───── Records supplied

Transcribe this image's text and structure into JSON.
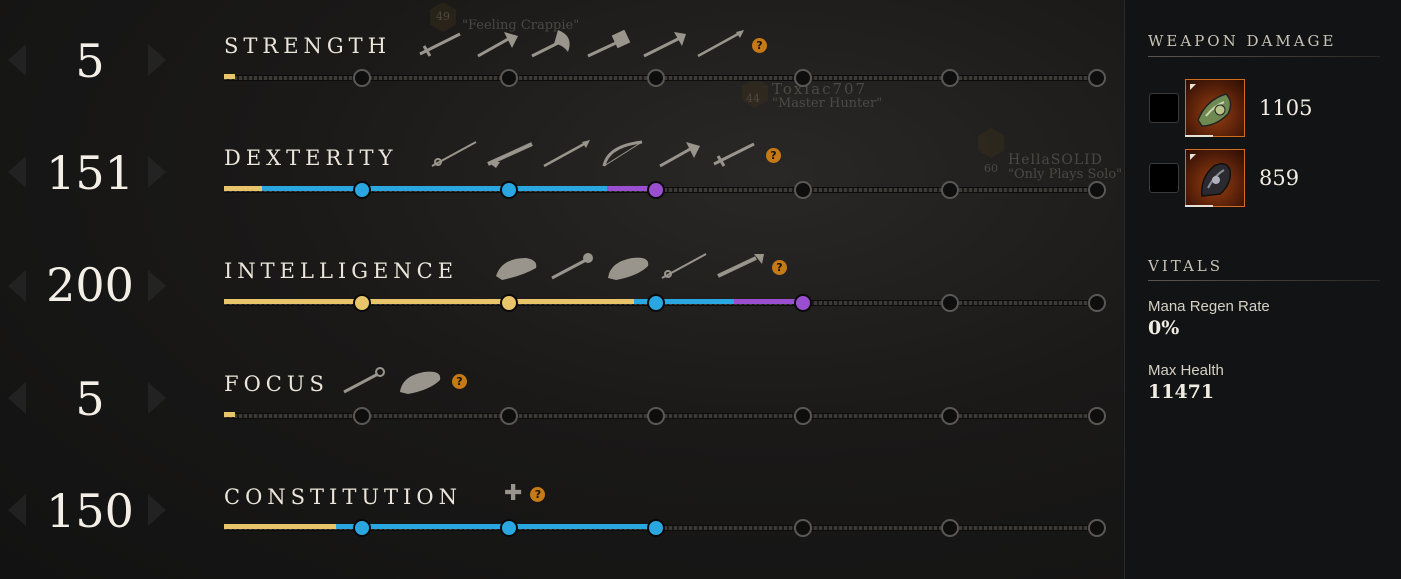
{
  "attributes": [
    {
      "name": "STRENGTH",
      "value": "5",
      "weapons": [
        "sword-icon",
        "hatchet-icon",
        "great-axe-icon",
        "war-hammer-icon",
        "throwing-axe-icon",
        "spear-icon"
      ],
      "has_plus": false,
      "progress_fraction": 0.013
    },
    {
      "name": "DEXTERITY",
      "value": "151",
      "weapons": [
        "rapier-icon",
        "musket-icon",
        "spear-icon",
        "bow-icon",
        "hatchet-icon",
        "sword-icon"
      ],
      "has_plus": false,
      "progress_fraction": 0.5
    },
    {
      "name": "INTELLIGENCE",
      "value": "200",
      "weapons": [
        "ice-gauntlet-icon",
        "fire-staff-icon",
        "void-gauntlet-icon",
        "rapier-icon",
        "blunderbuss-icon"
      ],
      "has_plus": false,
      "progress_fraction": 0.667
    },
    {
      "name": "FOCUS",
      "value": "5",
      "weapons": [
        "life-staff-icon",
        "void-gauntlet-icon"
      ],
      "has_plus": false,
      "progress_fraction": 0.013
    },
    {
      "name": "CONSTITUTION",
      "value": "150",
      "weapons": [],
      "has_plus": true,
      "progress_fraction": 0.5
    }
  ],
  "colors": {
    "gold": "#e8c56a",
    "blue": "#2aa6e0",
    "purple": "#9a4fd0",
    "help": "#c57a16",
    "panel_accent": "#d36d1f"
  },
  "weapon_damage": {
    "title": "WEAPON DAMAGE",
    "items": [
      {
        "value": "1105",
        "icon": "ice-gauntlet-weapon-icon",
        "checked": false
      },
      {
        "value": "859",
        "icon": "void-gauntlet-weapon-icon",
        "checked": false
      }
    ]
  },
  "vitals": {
    "title": "VITALS",
    "items": [
      {
        "label": "Mana Regen Rate",
        "value": "0%"
      },
      {
        "label": "Max Health",
        "value": "11471"
      }
    ]
  },
  "background_players": [
    {
      "level": "49",
      "name": "\"Feeling Crappie\""
    },
    {
      "level": "44",
      "name": "Toxiac707",
      "title": "\"Master Hunter\""
    },
    {
      "level": "60",
      "name": "HellaSOLID",
      "title": "\"Only Plays Solo\""
    }
  ]
}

──────────

◆ **Stated task**
Report all lines of the material that contain the word "title".

◆ **Solution to the problem**
    "title": "WEAPON DAMAGE",
    "title": "VITALS",
      "title": "\"Master Hunter\""
      "title": "\"Only Plays Solo\""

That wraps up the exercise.